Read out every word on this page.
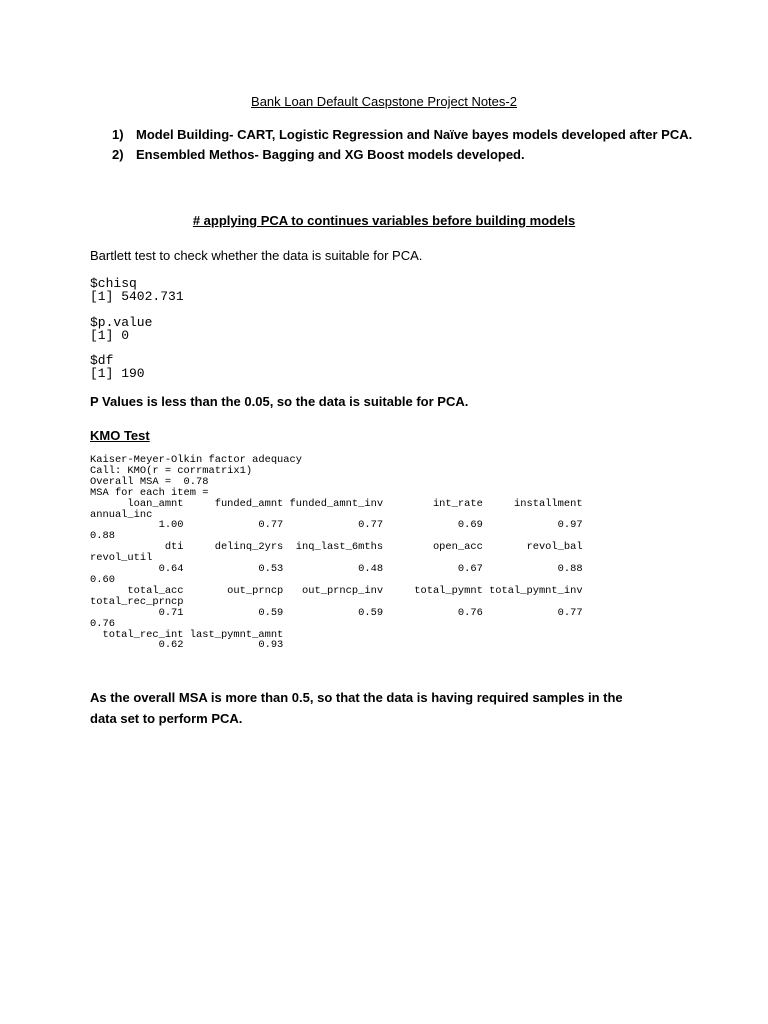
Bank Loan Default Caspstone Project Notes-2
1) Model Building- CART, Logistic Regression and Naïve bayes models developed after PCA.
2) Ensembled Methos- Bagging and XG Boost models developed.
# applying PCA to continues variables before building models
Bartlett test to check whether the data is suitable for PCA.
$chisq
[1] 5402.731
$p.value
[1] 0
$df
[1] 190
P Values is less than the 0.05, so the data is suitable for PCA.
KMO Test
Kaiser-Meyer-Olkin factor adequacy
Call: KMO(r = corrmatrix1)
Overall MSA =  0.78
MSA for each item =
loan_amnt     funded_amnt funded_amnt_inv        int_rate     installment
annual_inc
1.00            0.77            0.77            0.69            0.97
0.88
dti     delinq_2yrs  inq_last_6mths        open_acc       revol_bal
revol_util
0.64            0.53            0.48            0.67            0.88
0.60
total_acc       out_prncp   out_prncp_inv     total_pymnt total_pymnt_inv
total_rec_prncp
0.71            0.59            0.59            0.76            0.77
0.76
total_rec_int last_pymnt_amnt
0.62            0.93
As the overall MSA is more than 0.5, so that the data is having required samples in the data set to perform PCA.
################
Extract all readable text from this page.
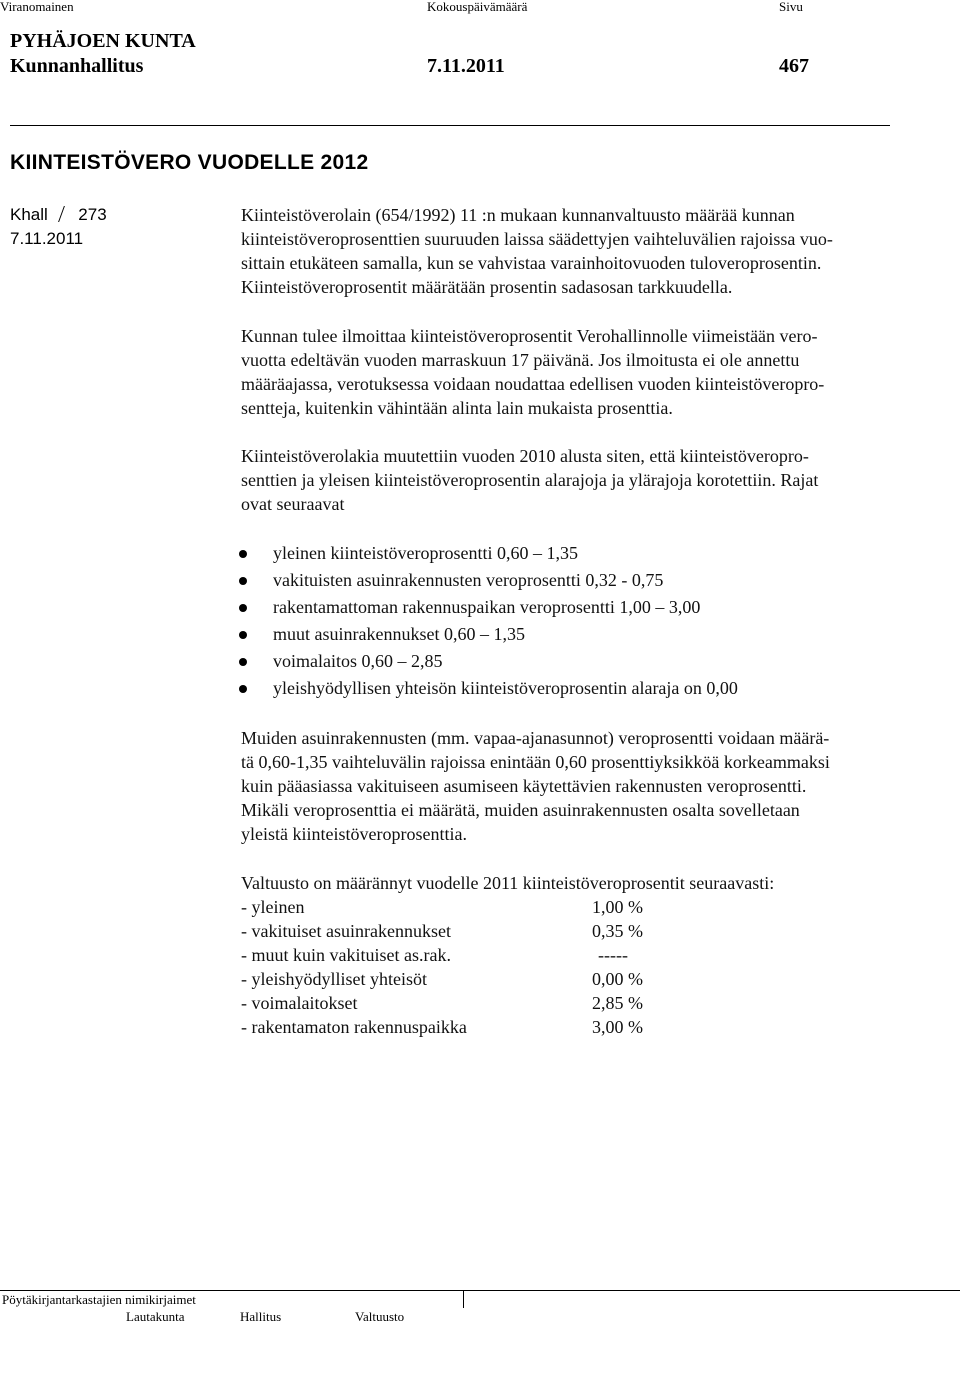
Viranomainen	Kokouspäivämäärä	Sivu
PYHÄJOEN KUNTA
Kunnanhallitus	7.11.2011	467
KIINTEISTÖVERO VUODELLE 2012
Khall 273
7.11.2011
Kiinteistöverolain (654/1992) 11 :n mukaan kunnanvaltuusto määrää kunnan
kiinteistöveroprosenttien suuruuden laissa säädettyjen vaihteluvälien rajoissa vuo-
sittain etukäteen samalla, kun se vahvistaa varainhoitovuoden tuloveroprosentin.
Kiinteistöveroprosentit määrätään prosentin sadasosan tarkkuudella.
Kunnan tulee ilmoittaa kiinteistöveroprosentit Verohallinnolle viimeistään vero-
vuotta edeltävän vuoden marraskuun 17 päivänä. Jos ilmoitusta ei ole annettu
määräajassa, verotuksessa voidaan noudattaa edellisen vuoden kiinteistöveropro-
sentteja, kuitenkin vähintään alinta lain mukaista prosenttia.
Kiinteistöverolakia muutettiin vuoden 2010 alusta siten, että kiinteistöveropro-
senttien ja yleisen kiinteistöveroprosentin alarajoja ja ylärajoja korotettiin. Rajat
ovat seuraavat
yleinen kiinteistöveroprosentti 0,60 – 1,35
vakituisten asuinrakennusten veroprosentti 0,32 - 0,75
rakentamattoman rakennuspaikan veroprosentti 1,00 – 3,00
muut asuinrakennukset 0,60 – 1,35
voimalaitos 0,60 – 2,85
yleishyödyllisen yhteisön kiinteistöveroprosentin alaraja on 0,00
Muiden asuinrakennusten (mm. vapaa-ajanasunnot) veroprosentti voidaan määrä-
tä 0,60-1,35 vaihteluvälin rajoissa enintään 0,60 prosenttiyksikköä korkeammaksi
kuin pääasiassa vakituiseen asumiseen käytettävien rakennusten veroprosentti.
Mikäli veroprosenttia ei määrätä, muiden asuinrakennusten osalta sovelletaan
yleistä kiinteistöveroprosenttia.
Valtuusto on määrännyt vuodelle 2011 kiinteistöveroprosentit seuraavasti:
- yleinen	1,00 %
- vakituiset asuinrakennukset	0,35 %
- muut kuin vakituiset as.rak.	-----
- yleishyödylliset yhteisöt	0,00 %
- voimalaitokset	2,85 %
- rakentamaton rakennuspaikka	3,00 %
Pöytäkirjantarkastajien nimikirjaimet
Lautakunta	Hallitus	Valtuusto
################
Directions for this task:
Using the listing above, say how many of its lines contain the string "kiinteistöveroprosentin", giving nothing but the figure.

Response to the task:
2